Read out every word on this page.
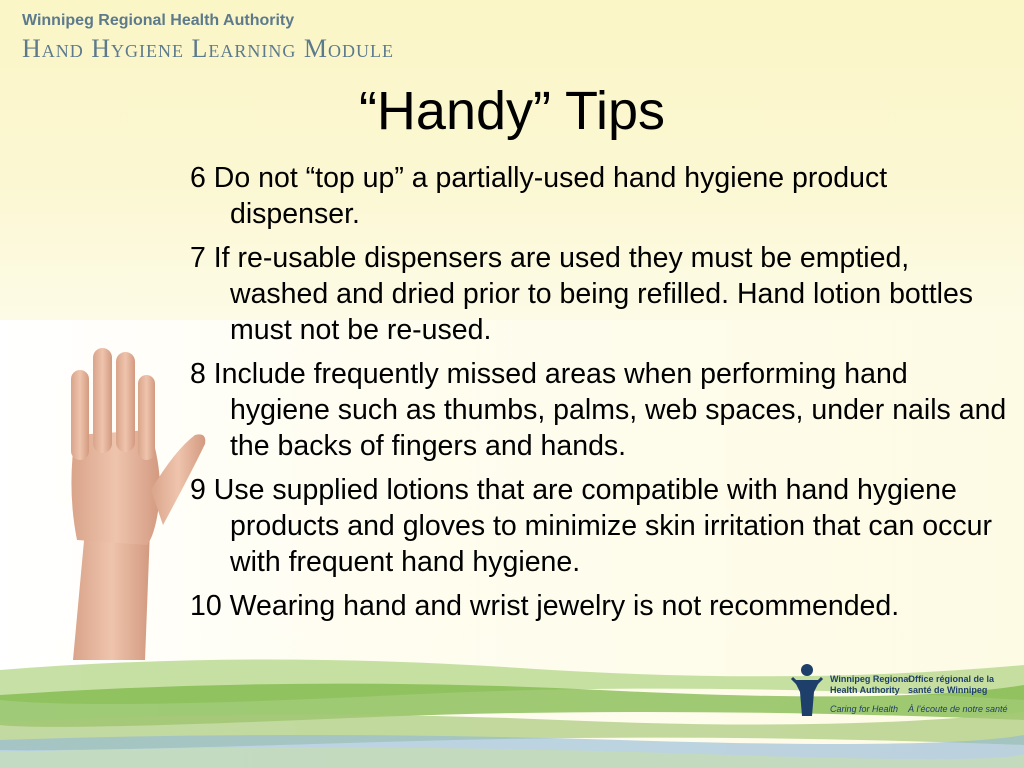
Winnipeg Regional Health Authority
Hand Hygiene Learning Module
“Handy” Tips
6 Do not “top up” a partially-used hand hygiene product dispenser.
7 If re-usable dispensers are used they must be emptied, washed and dried prior to being refilled. Hand lotion bottles must not be re-used.
8 Include frequently missed areas when performing hand hygiene such as thumbs, palms, web spaces, under nails and the backs of fingers and hands.
9 Use supplied lotions that are compatible with hand hygiene products and gloves to minimize skin irritation that can occur with frequent hand hygiene.
10 Wearing hand and wrist jewelry is not recommended.
Winnipeg Regional
Health Authority
Office régional de la
santé de Winnipeg
Caring for Health À l’écoute de notre santé
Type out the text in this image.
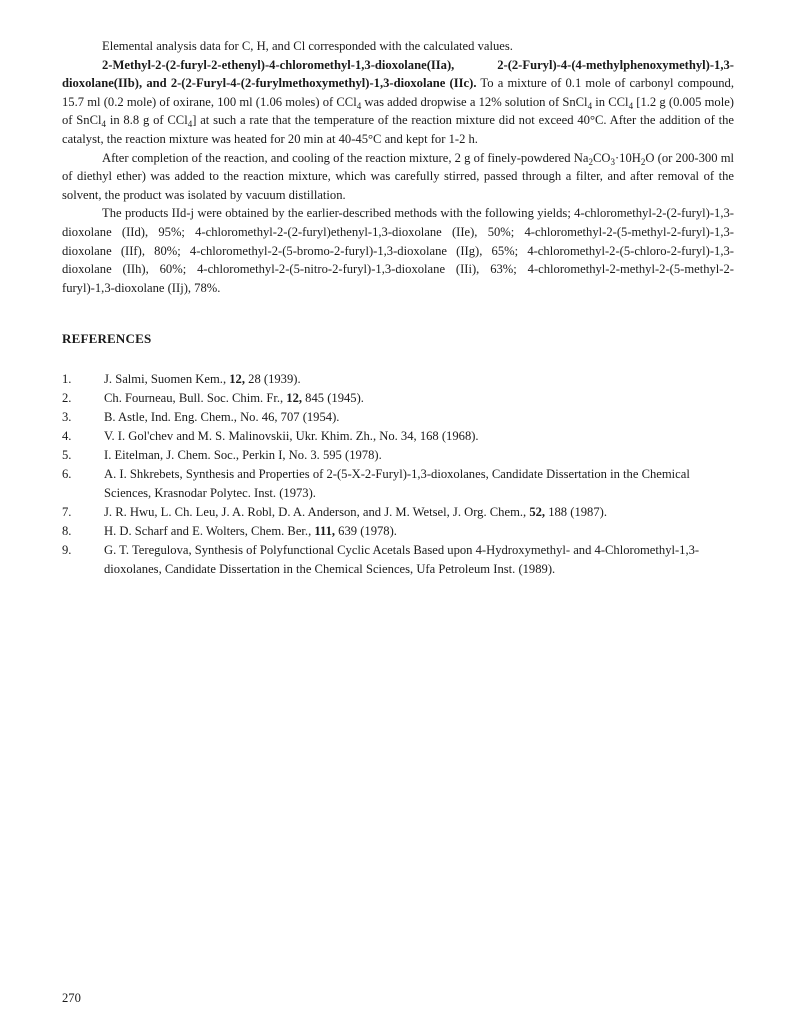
Elemental analysis data for C, H, and Cl corresponded with the calculated values.

2-Methyl-2-(2-furyl-2-ethenyl)-4-chloromethyl-1,3-dioxolane(IIa),	2-(2-Furyl)-4-(4-methylphenoxymethyl)-1,3-dioxolane(IIb), and 2-(2-Furyl-4-(2-furylmethoxymethyl)-1,3-dioxolane (IIc). To a mixture of 0.1 mole of carbonyl compound, 15.7 ml (0.2 mole) of oxirane, 100 ml (1.06 moles) of CCl$_4$ was added dropwise a 12% solution of SnCl$_4$ in CCl$_4$ [1.2 g (0.005 mole) of SnCl$_4$ in 8.8 g of CCl$_4$] at such a rate that the temperature of the reaction mixture did not exceed 40°C. After the addition of the catalyst, the reaction mixture was heated for 20 min at 40-45°C and kept for 1-2 h.

After completion of the reaction, and cooling of the reaction mixture, 2 g of finely-powdered $Na_2CO_3\cdot 10H_2O$ (or 200-300 ml of diethyl ether) was added to the reaction mixture, which was carefully stirred, passed through a filter, and after removal of the solvent, the product was isolated by vacuum distillation.

The products IId-j were obtained by the earlier-described methods with the following yields; 4-chloromethyl-2-(2-furyl)-1,3-dioxolane (IId), 95%; 4-chloromethyl-2-(2-furyl)ethenyl-1,3-dioxolane (IIe), 50%; 4-chloromethyl-2-(5-methyl-2-furyl)-1,3-dioxolane (IIf), 80%; 4-chloromethyl-2-(5-bromo-2-furyl)-1,3-dioxolane (IIg), 65%; 4-chloromethyl-2-(5-chloro-2-furyl)-1,3-dioxolane (IIh), 60%; 4-chloromethyl-2-(5-nitro-2-furyl)-1,3-dioxolane (IIi), 63%; 4-chloromethyl-2-methyl-2-(5-methyl-2-furyl)-1,3-dioxolane (IIj), 78%.

REFERENCES
1.	J. Salmi, Suomen Kem., 12, 28 (1939).
2.	Ch. Fourneau, Bull. Soc. Chim. Fr., 12, 845 (1945).
3.	B. Astle, Ind. Eng. Chem., No. 46, 707 (1954).
4.	V. I. Gol'chev and M. S. Malinovskii, Ukr. Khim. Zh., No. 34, 168 (1968).
5.	I. Eitelman, J. Chem. Soc., Perkin I, No. 3. 595 (1978).
6.	A. I. Shkrebets, Synthesis and Properties of 2-(5-X-2-Furyl)-1,3-dioxolanes, Candidate Dissertation in the Chemical Sciences, Krasnodar Polytec. Inst. (1973).
7.	J. R. Hwu, L. Ch. Leu, J. A. Robl, D. A. Anderson, and J. M. Wetsel, J. Org. Chem., 52, 188 (1987).
8.	H. D. Scharf and E. Wolters, Chem. Ber., 111, 639 (1978).
9.	G. T. Teregulova, Synthesis of Polyfunctional Cyclic Acetals Based upon 4-Hydroxymethyl- and 4-Chloromethyl-1,3-dioxolanes, Candidate Dissertation in the Chemical Sciences, Ufa Petroleum Inst. (1989).
270
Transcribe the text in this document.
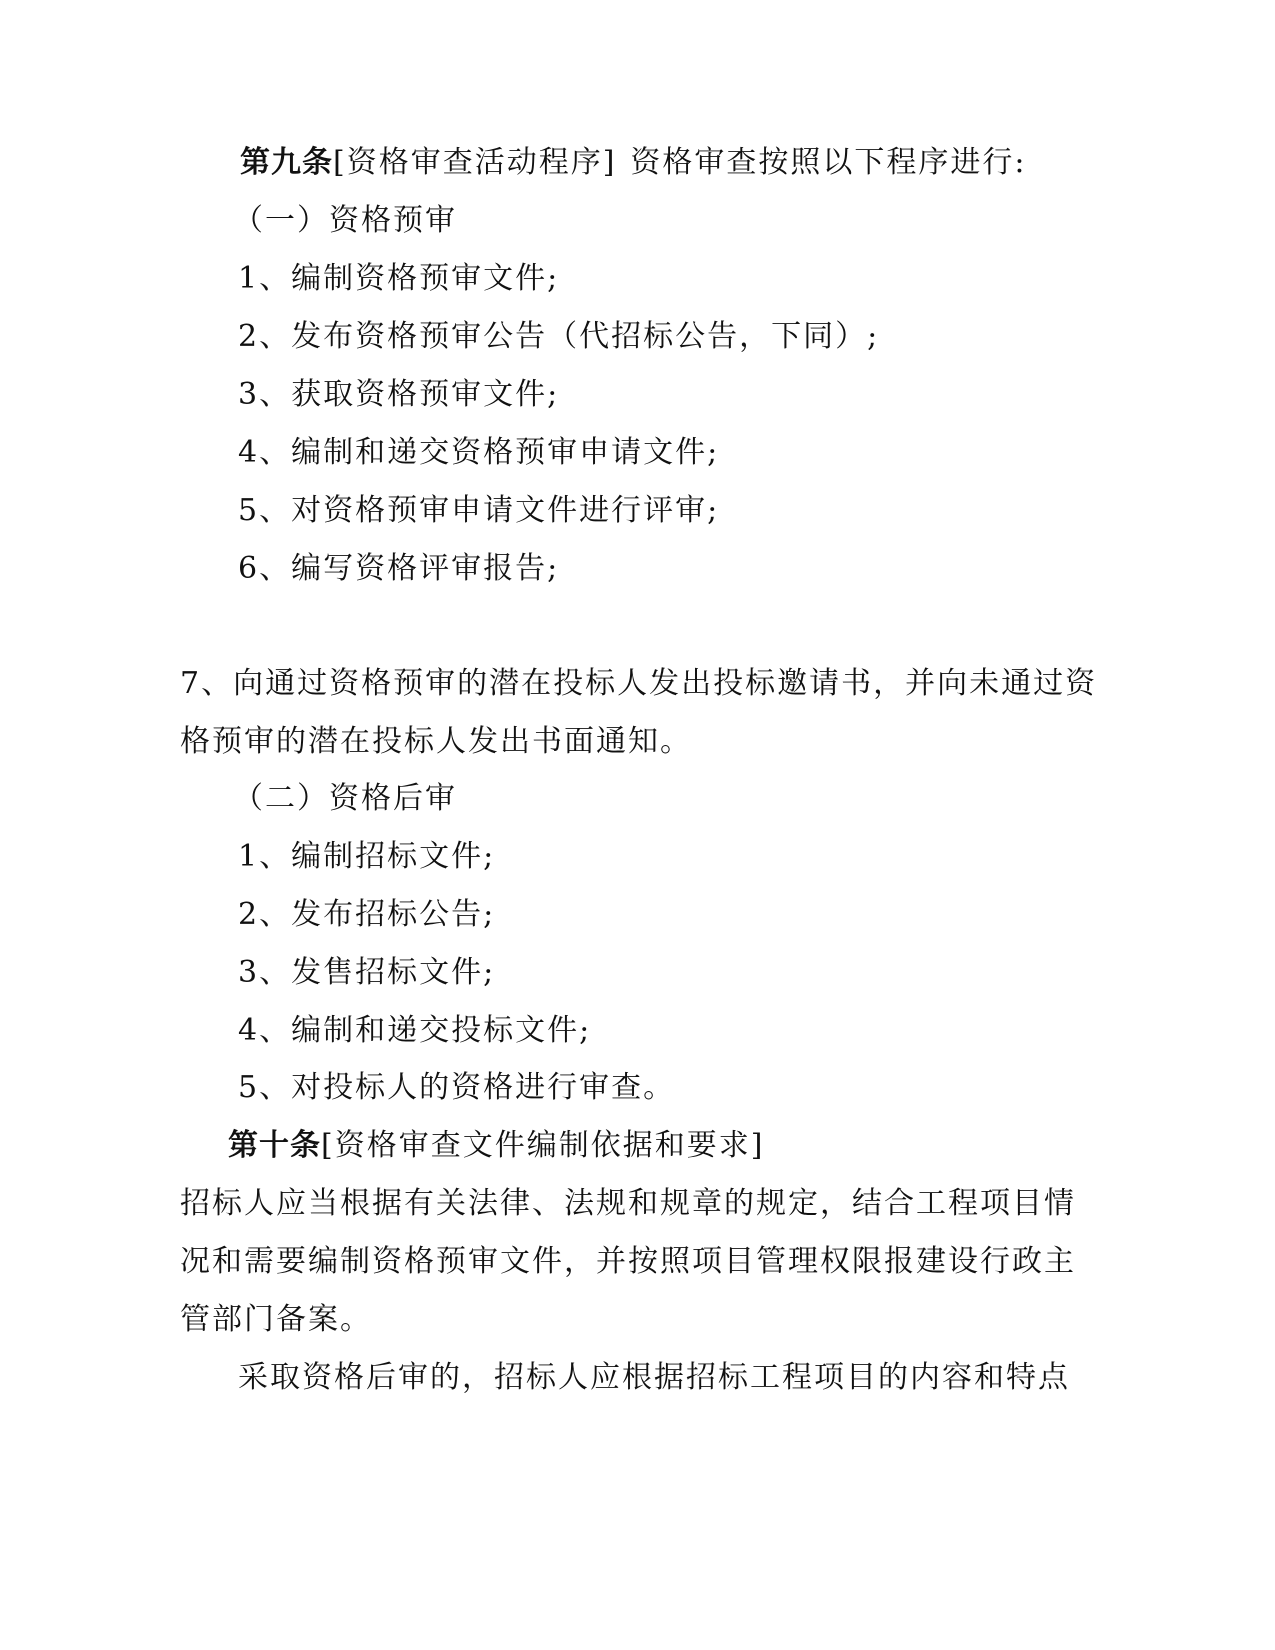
第九条[资格审查活动程序] 资格审查按照以下程序进行:
（一）资格预审
1、编制资格预审文件;
2、发布资格预审公告（代招标公告，下同）;
3、获取资格预审文件;
4、编制和递交资格预审申请文件;
5、对资格预审申请文件进行评审;
6、编写资格评审报告;
7、向通过资格预审的潜在投标人发出投标邀请书，并向未通过资
格预审的潜在投标人发出书面通知。
（二）资格后审
1、编制招标文件;
2、发布招标公告;
3、发售招标文件;
4、编制和递交投标文件;
5、对投标人的资格进行审查。
第十条[资格审查文件编制依据和要求]
招标人应当根据有关法律、法规和规章的规定，结合工程项目情
况和需要编制资格预审文件，并按照项目管理权限报建设行政主
管部门备案。
采取资格后审的，招标人应根据招标工程项目的内容和特点
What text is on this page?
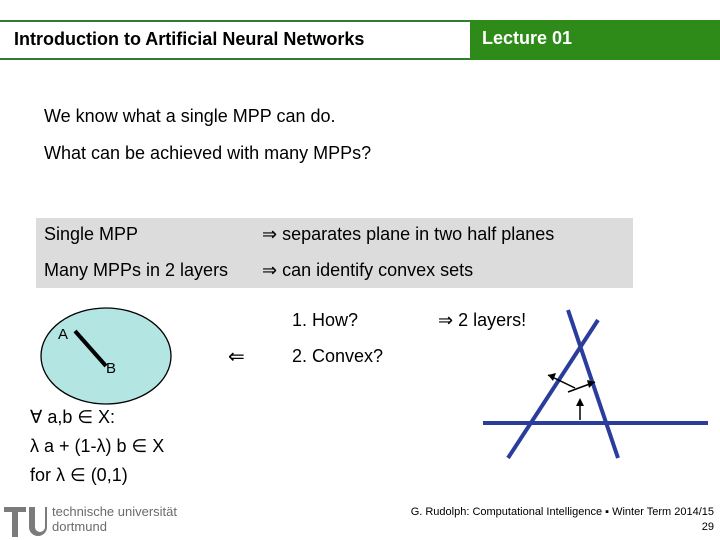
Introduction to Artificial Neural Networks	Lecture 01
We know what a single MPP can do.
What can be achieved with many MPPs?
Single MPP	⇒ separates plane in two half planes
Many MPPs in 2 layers ⇒ can identify convex sets
1. How?	⇒ 2 layers!
2. Convex?
⇐
A
B
∀ a,b ∈ X:
λ a + (1-λ) b ∈ X
for λ ∈ (0,1)
technische universität
dortmund
G. Rudolph: Computational Intelligence ▪ Winter Term 2014/15
29
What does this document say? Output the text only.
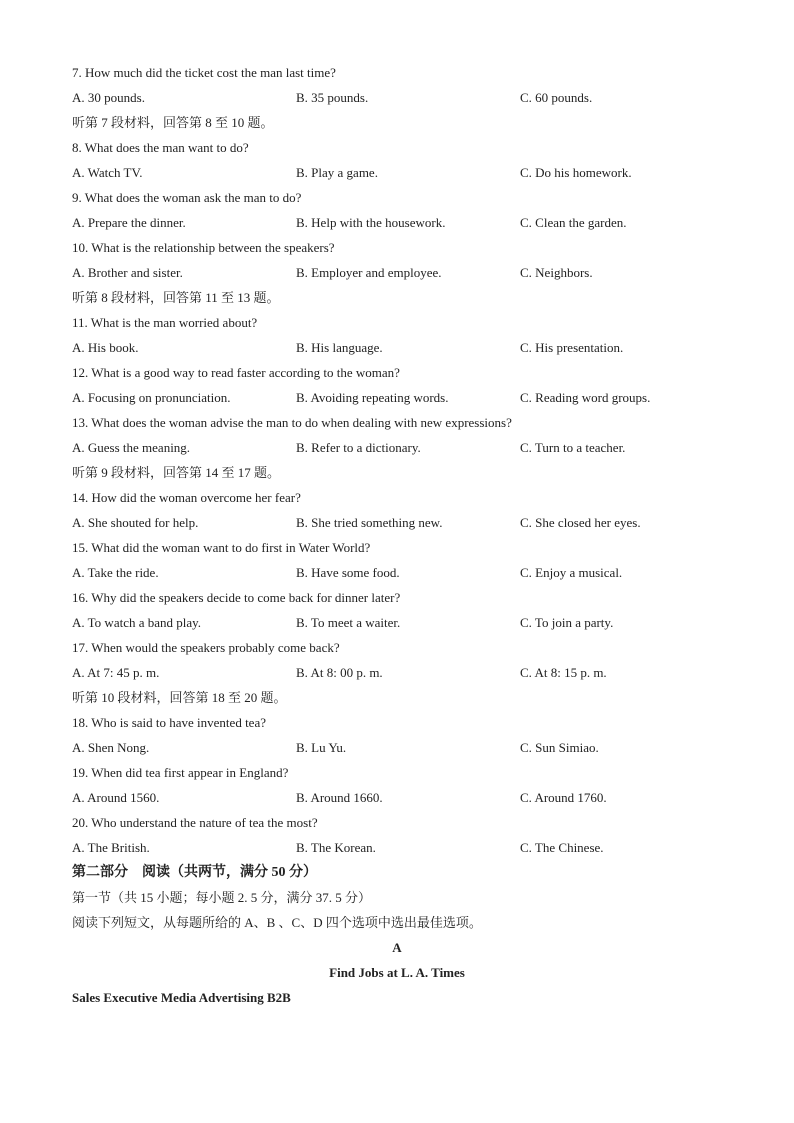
7. How much did the ticket cost the man last time?
A. 30 pounds.	B. 35 pounds.	C. 60 pounds.
听第 7 段材料，回答第 8 至 10 题。
8. What does the man want to do?
A. Watch TV.	B. Play a game.	C. Do his homework.
9. What does the woman ask the man to do?
A. Prepare the dinner.	B. Help with the housework.	C. Clean the garden.
10. What is the relationship between the speakers?
A. Brother and sister.	B. Employer and employee.	C. Neighbors.
听第 8 段材料，回答第 11 至 13 题。
11. What is the man worried about?
A. His book.	B. His language.	C. His presentation.
12. What is a good way to read faster according to the woman?
A. Focusing on pronunciation.	B. Avoiding repeating words.	C. Reading word groups.
13. What does the woman advise the man to do when dealing with new expressions?
A. Guess the meaning.	B. Refer to a dictionary.	C. Turn to a teacher.
听第 9 段材料，回答第 14 至 17 题。
14. How did the woman overcome her fear?
A. She shouted for help.	B. She tried something new.	C. She closed her eyes.
15. What did the woman want to do first in Water World?
A. Take the ride.	B. Have some food.	C. Enjoy a musical.
16. Why did the speakers decide to come back for dinner later?
A. To watch a band play.	B. To meet a waiter.	C. To join a party.
17. When would the speakers probably come back?
A. At 7: 45 p. m.	B. At 8: 00 p. m.	C. At 8: 15 p. m.
听第 10 段材料，回答第 18 至 20 题。
18. Who is said to have invented tea?
A. Shen Nong.	B. Lu Yu.	C. Sun Simiao.
19. When did tea first appear in England?
A. Around 1560.	B. Around 1660.	C. Around 1760.
20. Who understand the nature of tea the most?
A. The British.	B. The Korean.	C. The Chinese.
第二部分　阅读（共两节，满分 50 分）
第一节（共 15 小题；每小题 2. 5 分，满分 37. 5 分）
阅读下列短文，从每题所给的 A、B 、C、D 四个选项中选出最佳选项。
A
Find Jobs at L. A. Times
Sales Executive Media Advertising B2B
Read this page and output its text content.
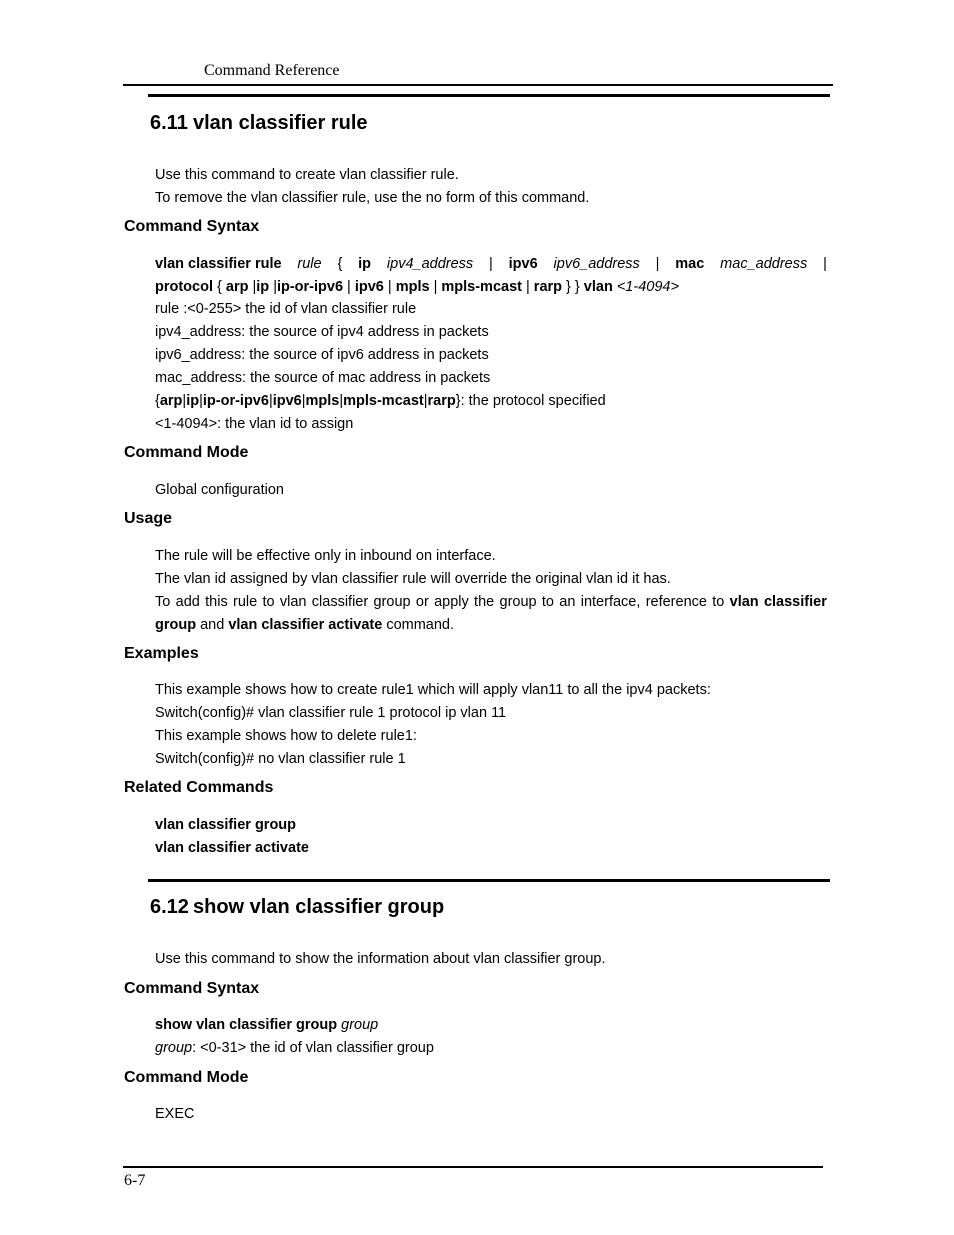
Command Reference
6.11 vlan classifier rule

Use this command to create vlan classifier rule.

To remove the vlan classifier rule, use the no form of this command.

Command Syntax
vlan classifier rule rule { ip ipv4_address | ipv6 ipv6_address | mac mac_address |

protocol { arp |ip |ip-or-ipv6 | ipv6 | mpls | mpls-mcast | rarp } } vlan <1-4094>

rule :<0-255> the id of vlan classifier rule

ipv4_address: the source of ipv4 address in packets

ipv6_address: the source of ipv6 address in packets

mac_address: the source of mac address in packets

{arp|ip|ip-or-ipv6|ipv6|mpls|mpls-mcast|rarp}: the protocol specified

<1-4094>: the vlan id to assign

Command Mode

Global configuration

Usage

The rule will be effective only in inbound on interface.

The vlan id assigned by vlan classifier rule will override the original vlan id it has.

To add this rule to vlan classifier group or apply the group to an interface, reference to vlan classifier

group and vlan classifier activate command.

Examples

This example shows how to create rule1 which will apply vlan11 to all the ipv4 packets:

Switch(config)# vlan classifier rule 1 protocol ip vlan 11

This example shows how to delete rule1:

Switch(config)# no vlan classifier rule 1

Related Commands

vlan classifier group

vlan classifier activate

6.12 show vlan classifier group

Use this command to show the information about vlan classifier group.

Command Syntax

show vlan classifier group group

group: <0-31> the id of vlan classifier group

Command Mode

EXEC

6-7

+++

- WHAT TO WORK ON: Pick out each line in the material containing "used".

- EXERCISE SOLUTION:
6 Do not “top up” a partially-used hand hygiene product dispenser.
7 If re-usable dispensers are used they must be emptied, washed and dried prior to being refilled. Hand lotion bottles must not be re-used.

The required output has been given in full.